What you should do> Rewrite everything from the row containing "List each element" down to the row containing "card-header: ! Deleted", replacing "pixel" with "screen" and changing nothing else. Leave the pictures out.

Entries provided>
━━━━━━

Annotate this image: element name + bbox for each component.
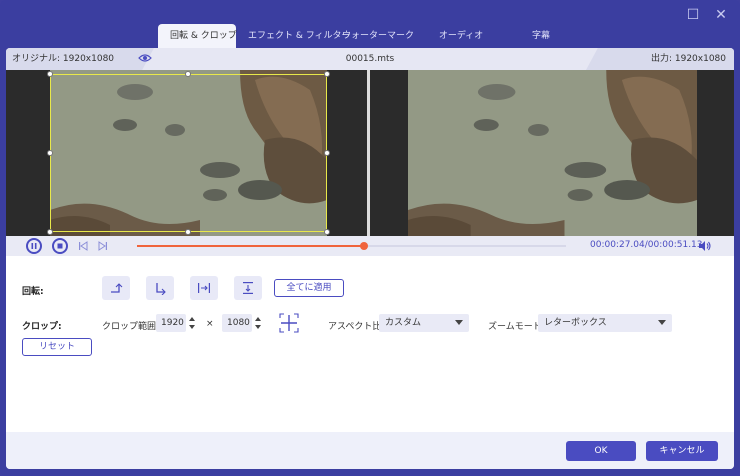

━━━━━━

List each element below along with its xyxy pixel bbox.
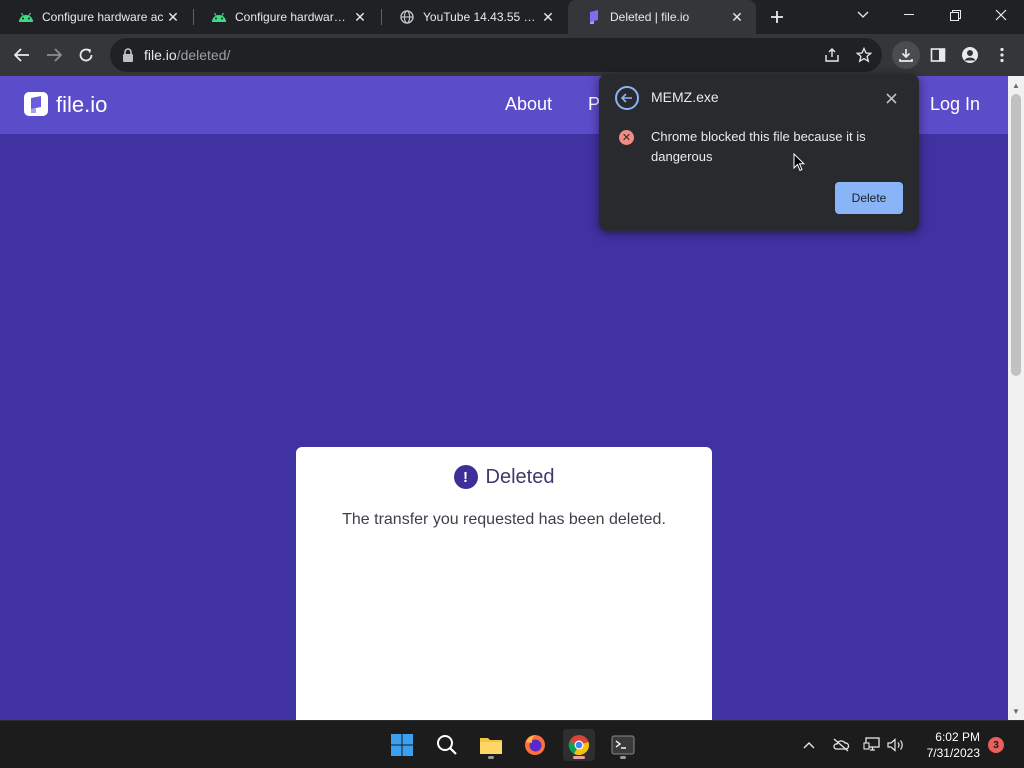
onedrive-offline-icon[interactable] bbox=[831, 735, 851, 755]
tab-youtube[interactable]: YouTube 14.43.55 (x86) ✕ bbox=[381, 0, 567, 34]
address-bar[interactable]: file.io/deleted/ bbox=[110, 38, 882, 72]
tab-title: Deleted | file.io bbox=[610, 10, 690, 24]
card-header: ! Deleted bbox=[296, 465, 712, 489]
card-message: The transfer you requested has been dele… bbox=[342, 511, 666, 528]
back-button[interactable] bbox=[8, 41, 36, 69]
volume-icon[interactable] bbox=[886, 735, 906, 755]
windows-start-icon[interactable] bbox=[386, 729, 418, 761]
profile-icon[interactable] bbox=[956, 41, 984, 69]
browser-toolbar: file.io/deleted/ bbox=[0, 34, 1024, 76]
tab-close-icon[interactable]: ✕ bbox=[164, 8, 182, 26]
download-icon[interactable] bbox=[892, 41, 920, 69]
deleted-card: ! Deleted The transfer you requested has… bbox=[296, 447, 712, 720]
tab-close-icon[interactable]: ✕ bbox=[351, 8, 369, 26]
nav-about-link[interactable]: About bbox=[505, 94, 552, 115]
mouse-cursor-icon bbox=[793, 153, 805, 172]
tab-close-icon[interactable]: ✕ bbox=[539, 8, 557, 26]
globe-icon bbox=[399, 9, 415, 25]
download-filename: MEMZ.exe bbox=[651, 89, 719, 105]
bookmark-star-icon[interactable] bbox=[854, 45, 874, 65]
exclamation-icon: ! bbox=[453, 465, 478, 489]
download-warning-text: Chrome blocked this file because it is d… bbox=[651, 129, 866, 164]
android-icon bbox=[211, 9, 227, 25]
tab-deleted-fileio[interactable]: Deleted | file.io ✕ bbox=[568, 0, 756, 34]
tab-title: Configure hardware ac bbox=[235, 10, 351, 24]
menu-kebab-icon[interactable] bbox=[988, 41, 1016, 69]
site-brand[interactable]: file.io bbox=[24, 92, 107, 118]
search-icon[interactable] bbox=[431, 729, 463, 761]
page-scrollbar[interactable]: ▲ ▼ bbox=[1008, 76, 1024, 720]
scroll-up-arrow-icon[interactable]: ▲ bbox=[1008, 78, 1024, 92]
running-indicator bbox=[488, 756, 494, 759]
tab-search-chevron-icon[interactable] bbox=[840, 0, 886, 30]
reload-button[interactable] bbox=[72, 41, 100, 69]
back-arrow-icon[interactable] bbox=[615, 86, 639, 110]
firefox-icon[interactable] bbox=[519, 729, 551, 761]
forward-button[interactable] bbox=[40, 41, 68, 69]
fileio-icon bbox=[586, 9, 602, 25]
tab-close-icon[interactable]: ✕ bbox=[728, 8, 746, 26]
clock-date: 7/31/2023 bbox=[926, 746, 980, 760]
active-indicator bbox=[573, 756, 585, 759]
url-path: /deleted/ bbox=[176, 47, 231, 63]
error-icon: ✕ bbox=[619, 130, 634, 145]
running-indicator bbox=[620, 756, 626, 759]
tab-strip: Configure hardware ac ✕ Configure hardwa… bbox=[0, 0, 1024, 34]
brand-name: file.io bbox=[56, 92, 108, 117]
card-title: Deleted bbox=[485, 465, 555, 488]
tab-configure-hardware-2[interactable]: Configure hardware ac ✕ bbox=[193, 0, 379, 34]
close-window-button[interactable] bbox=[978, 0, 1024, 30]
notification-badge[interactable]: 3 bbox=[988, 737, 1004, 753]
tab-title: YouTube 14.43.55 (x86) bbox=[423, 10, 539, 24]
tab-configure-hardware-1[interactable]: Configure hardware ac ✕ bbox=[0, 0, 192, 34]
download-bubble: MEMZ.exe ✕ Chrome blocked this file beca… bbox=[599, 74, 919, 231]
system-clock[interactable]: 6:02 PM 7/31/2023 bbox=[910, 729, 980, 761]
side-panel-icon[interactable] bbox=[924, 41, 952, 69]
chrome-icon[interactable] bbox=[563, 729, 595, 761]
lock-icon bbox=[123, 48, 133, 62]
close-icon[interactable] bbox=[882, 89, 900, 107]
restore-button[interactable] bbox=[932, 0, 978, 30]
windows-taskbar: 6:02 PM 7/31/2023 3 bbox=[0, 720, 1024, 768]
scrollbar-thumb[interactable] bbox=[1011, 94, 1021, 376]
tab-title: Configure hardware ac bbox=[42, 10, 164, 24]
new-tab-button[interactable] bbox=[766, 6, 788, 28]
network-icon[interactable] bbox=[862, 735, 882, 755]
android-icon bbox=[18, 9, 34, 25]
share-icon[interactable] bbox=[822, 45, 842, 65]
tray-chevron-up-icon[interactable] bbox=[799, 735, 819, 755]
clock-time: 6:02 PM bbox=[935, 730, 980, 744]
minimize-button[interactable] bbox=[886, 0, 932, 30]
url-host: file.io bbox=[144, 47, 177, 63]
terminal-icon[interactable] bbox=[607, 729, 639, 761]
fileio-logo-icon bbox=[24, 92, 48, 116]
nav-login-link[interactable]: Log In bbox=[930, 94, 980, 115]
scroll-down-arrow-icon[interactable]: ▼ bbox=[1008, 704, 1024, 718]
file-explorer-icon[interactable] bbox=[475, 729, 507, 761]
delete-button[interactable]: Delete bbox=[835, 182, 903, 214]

━━━━━━

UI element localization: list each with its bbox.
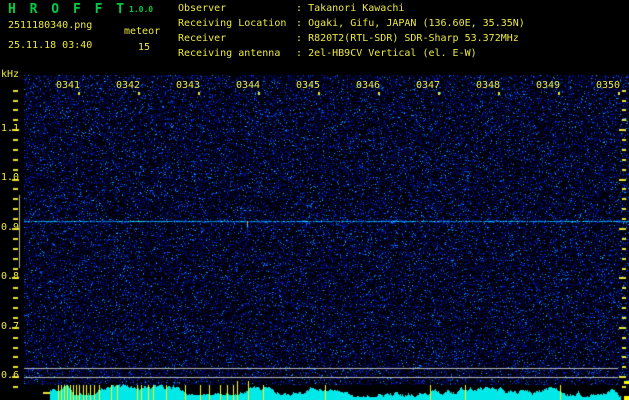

━━━━━━

Solution for this task>
List each element below along with its xyxy screen bbox.
onedrive-offline-icon[interactable] bbox=[831, 735, 851, 755]
tab-youtube[interactable]: YouTube 14.43.55 (x86) ✕ bbox=[381, 0, 567, 34]
address-bar[interactable]: file.io/deleted/ bbox=[110, 38, 882, 72]
tab-title: Deleted | file.io bbox=[610, 10, 690, 24]
card-header: ! Deleted bbox=[296, 465, 712, 489]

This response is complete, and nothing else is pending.